§ **JOB 1**: Retype the passage of the Damerau-Levenshtein automaton article starting at "State Representation" and ending at "position (1 error)", keeping every character unchanged.

--- start of ARTICLE ---

Damerau-Levenshtein Automaton
The Damerau-Levenshtein automaton for a pattern P and max distance k accepts all strings within k edits of P.
State Representation
#![allow(unused)]
fn main() {
// Each state represents a position in the pattern
// plus the number of errors used so far
struct NfaState {
pattern_position: usize, // Position in pattern
errors_used: usize, // Errors consumed
}
}
Transitions
For each input character, the NFA can transition to:
- Match: Next character in pattern (0 errors)
- Insertion: Stay at current position (1 error)
- Deletion: Skip pattern character (1 error)
- Substitution: Move to next with 1 error
- Transposition: Swap next two characters (special case)
Building the NFA
#![allow(unused)]
fn main() {
// Pattern: "abc" with k=1
// States: (0,0) → (1,0) → (2,0) → (3,0) [exact path]
// (0,0) → (1,1) → ... [with errors]
}
Construction Algorithm
- Create initial state at position 0
- For each pattern character, create states for:
- Exact match (no error)
- Insertion (adds error)
- Deletion (adds error)
- Substitution (adds error)
- Connect states with transitions
- Mark accepting states
Performance Characteristics
| Aspect | Damerau-Levenshtein NFA |
|---|---|
| Time Complexity | O(n × k × m) |
| Space Complexity | O(k × m) |
| Pattern Length | Unlimited |
| Features | Full regex |
Where:
- n = text length
- k = max edits
- m = pattern length
Comparison with Bitap
| Feature | Bitap | Damerau-Levenshtein NFA |
|---|---|---|
| Max Pattern Length | 64 | Unlimited |
| Time Complexity | O(n×k) | O(n×k×m) |
| SIMD Support | Yes | Limited |
| Regex Features | Limited | Full |
| Memory Usage | Low | Higher |
When Used
- Pattern length > 64 characters
- Complex regex features (lookahead, backreferences)
- Alternation with fuzzy segments
Fuzzy Bridge
Connecting regex engine with fuzzy matching components.
Purpose
The Fuzzy Bridge coordinates between the NFA-based regex engine and specialized fuzzy matchers (Bitap, Damerau-Levenshtein NFA).
Responsibilities
- Literal Extraction: Extract exact-match literals from patterns for pre-filtering
- Search Coordination: Order and combine multiple matchers
- Result Merging: Combine and rank results from different matchers
Architecture
Regex Pattern: hello (?:world){e<=1}
│
▼
┌────────────────┐
│ Fuzzy Bridge │
└───────┬────────┘
│
┌───────────┴───────────┐
▼ ▼
┌──────────────┐ ┌──────────────┐
│ DFA │ │ Fuzzy │
│ (exact) │ │ Matcher │
│ "hello" │ │ (Bitap/NFA) │
└──────────────┘ │ "world"{e<=1}│
└──────────────┘
Literal Extraction
#![allow(unused)]
fn main() {
// Pattern: "prefix (?:target){e<=1} suffix"
// Extracted literals: ["prefix", "suffix"]
}
Extraction Strategy
- Identify fuzzy segments in pattern
- Extract surrounding exact literals
- Use literals for:
- Pre-filtering text positions
- Quick rejection of non-matching areas
Search Flow
Simple Fuzzy Pattern
For (?:hello){e<=1}:
- Use Bitap directly (pattern ≤64 chars)

--- end of ARTICLE ---
--- start of DATA IN THIS EXERCISE ---

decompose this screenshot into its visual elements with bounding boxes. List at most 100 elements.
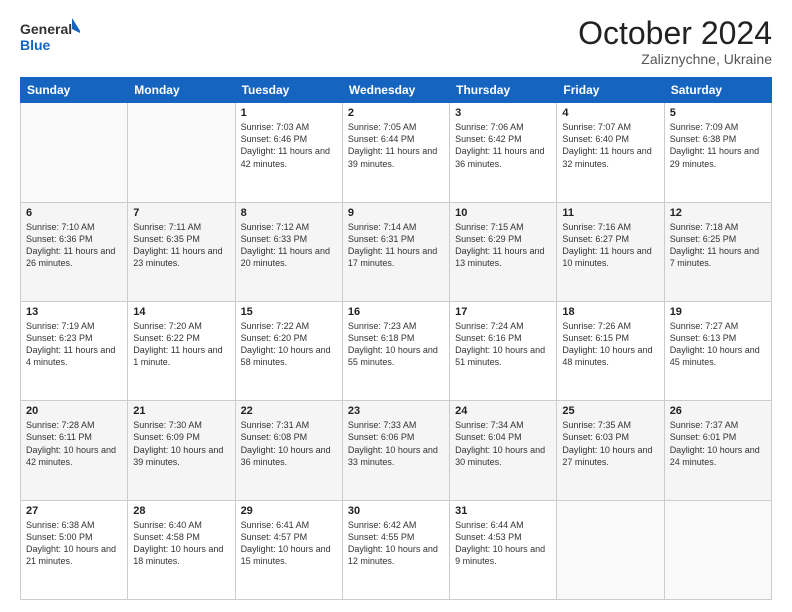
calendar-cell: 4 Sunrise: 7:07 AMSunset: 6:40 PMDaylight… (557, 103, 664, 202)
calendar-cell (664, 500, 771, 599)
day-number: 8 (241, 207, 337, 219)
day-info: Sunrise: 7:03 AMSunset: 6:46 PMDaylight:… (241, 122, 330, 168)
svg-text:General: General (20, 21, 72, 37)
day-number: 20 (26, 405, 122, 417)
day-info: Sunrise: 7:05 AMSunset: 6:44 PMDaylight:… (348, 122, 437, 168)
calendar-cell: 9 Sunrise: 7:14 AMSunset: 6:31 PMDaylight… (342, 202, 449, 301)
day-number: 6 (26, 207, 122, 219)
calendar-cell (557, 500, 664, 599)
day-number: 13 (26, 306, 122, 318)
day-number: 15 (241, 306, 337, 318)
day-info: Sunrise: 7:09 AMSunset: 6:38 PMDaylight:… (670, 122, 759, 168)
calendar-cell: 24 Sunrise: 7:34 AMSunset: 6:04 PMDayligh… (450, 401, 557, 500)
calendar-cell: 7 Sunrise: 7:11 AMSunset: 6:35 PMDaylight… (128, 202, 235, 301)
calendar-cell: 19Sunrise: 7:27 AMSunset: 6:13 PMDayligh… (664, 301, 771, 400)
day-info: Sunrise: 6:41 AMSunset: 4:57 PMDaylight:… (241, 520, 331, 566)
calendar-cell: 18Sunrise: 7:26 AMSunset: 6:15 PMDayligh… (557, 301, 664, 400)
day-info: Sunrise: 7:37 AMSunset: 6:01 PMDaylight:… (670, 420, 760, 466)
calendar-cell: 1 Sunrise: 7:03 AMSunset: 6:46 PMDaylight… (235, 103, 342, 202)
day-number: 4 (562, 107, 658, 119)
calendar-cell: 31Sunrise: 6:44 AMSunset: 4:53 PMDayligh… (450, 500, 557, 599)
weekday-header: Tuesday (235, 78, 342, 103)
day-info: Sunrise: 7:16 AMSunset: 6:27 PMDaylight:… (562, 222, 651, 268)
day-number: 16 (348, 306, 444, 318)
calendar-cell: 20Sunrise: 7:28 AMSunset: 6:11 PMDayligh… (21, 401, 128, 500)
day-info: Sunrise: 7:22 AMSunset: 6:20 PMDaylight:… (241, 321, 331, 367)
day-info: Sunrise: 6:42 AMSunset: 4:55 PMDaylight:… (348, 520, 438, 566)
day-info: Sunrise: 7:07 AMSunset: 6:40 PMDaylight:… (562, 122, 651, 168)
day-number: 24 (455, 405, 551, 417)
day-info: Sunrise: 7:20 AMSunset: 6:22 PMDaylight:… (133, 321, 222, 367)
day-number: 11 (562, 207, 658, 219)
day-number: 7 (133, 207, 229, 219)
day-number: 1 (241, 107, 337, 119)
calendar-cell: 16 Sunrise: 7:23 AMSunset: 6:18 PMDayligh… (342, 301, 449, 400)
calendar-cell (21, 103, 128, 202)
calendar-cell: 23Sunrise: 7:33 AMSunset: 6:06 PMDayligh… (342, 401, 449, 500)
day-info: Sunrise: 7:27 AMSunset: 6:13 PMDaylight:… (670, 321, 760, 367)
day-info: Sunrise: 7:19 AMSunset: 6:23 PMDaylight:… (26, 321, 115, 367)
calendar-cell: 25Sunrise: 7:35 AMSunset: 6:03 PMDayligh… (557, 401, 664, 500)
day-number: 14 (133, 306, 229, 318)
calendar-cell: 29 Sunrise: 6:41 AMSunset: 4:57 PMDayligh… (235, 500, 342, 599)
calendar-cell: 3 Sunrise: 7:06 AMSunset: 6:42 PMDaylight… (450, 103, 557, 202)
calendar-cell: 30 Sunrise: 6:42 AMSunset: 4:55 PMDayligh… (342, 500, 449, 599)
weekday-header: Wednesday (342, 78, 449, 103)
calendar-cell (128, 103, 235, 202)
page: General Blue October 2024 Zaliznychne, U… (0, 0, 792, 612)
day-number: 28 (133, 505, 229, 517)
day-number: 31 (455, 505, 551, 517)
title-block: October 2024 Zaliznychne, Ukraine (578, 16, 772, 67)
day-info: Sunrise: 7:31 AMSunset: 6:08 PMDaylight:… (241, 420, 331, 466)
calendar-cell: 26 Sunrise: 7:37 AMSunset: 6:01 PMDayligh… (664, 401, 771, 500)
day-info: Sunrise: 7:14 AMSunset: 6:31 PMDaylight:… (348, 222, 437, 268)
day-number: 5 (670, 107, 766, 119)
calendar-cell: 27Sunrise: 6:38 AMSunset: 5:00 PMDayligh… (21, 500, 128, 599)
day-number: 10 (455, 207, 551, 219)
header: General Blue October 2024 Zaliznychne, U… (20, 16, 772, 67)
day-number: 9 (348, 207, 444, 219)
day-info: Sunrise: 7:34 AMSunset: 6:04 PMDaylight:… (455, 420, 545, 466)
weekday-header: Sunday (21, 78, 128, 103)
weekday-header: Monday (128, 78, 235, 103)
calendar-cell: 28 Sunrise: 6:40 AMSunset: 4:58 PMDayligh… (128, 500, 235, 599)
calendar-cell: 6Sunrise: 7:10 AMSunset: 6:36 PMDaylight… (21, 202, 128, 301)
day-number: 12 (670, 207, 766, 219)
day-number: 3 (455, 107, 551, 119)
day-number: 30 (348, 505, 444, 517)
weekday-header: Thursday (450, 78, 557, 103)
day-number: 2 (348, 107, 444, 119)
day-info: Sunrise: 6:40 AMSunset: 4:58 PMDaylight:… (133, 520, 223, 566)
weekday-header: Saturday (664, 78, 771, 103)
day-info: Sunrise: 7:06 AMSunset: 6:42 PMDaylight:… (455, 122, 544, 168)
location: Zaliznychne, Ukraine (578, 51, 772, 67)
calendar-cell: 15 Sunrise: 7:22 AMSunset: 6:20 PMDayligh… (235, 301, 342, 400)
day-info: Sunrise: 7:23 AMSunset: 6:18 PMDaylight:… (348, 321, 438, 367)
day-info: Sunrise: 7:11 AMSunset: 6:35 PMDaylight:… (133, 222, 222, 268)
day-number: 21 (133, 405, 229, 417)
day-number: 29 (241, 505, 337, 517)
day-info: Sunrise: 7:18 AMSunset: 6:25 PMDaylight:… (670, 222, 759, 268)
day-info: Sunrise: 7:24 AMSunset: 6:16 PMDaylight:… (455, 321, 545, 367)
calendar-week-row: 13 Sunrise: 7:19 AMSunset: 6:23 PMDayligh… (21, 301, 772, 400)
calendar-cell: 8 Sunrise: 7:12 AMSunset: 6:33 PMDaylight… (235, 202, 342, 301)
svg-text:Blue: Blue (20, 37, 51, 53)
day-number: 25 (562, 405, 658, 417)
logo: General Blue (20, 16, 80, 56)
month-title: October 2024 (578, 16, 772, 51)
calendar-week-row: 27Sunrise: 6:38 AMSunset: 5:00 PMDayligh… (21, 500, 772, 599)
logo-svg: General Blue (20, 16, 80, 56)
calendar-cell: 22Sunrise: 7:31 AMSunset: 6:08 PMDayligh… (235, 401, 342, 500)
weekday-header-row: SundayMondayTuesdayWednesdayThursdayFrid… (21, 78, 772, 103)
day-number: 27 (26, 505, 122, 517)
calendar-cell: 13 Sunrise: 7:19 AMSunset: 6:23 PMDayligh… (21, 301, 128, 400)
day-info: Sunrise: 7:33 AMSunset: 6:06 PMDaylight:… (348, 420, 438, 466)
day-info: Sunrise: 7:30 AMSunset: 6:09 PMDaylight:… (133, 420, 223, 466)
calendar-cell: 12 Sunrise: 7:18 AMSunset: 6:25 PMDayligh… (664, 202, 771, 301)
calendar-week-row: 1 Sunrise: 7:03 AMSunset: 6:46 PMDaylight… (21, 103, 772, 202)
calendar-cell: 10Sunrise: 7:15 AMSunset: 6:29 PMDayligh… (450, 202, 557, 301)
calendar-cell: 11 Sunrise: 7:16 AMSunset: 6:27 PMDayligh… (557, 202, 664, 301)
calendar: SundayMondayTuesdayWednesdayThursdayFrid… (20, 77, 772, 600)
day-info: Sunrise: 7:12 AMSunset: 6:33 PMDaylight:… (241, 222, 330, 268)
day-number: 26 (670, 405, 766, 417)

--- end of DATA IN THIS EXERCISE ---

§ **JOB 2**: Repeat the lines of the records starting at the line that contains "calendar-cell: 4 Sunrise: 7:07" and ending at the line that contains "calendar-cell: 24 Sunrise: 7:34", with both of those lines included and nothing altered.

§ **COMPLETE OUTPUT 1**:
State Representation
#![allow(unused)]
fn main() {
// Each state represents a position in the pattern
// plus the number of errors used so far
struct NfaState {
pattern_position: usize, // Position in pattern
errors_used: usize, // Errors consumed
}
}
Transitions
For each input character, the NFA can transition to:
- Match: Next character in pattern (0 errors)
- Insertion: Stay at current position (1 error)

§ **COMPLETE OUTPUT 2**:
calendar-cell: 4 Sunrise: 7:07 AMSunset: 6:40 PMDaylight… (557, 103, 664, 202)
calendar-cell (664, 500, 771, 599)
day-number: 8 (241, 207, 337, 219)
day-info: Sunrise: 7:03 AMSunset: 6:46 PMDaylight:… (241, 122, 330, 168)
svg-text:General: General (20, 21, 72, 37)
day-number: 20 (26, 405, 122, 417)
day-info: Sunrise: 7:05 AMSunset: 6:44 PMDaylight:… (348, 122, 437, 168)
calendar-cell: 9 Sunrise: 7:14 AMSunset: 6:31 PMDaylight… (342, 202, 449, 301)
day-number: 6 (26, 207, 122, 219)
calendar-cell (557, 500, 664, 599)
day-number: 13 (26, 306, 122, 318)
day-number: 15 (241, 306, 337, 318)
day-info: Sunrise: 7:09 AMSunset: 6:38 PMDaylight:… (670, 122, 759, 168)
calendar-cell: 24 Sunrise: 7:34 AMSunset: 6:04 PMDayligh… (450, 401, 557, 500)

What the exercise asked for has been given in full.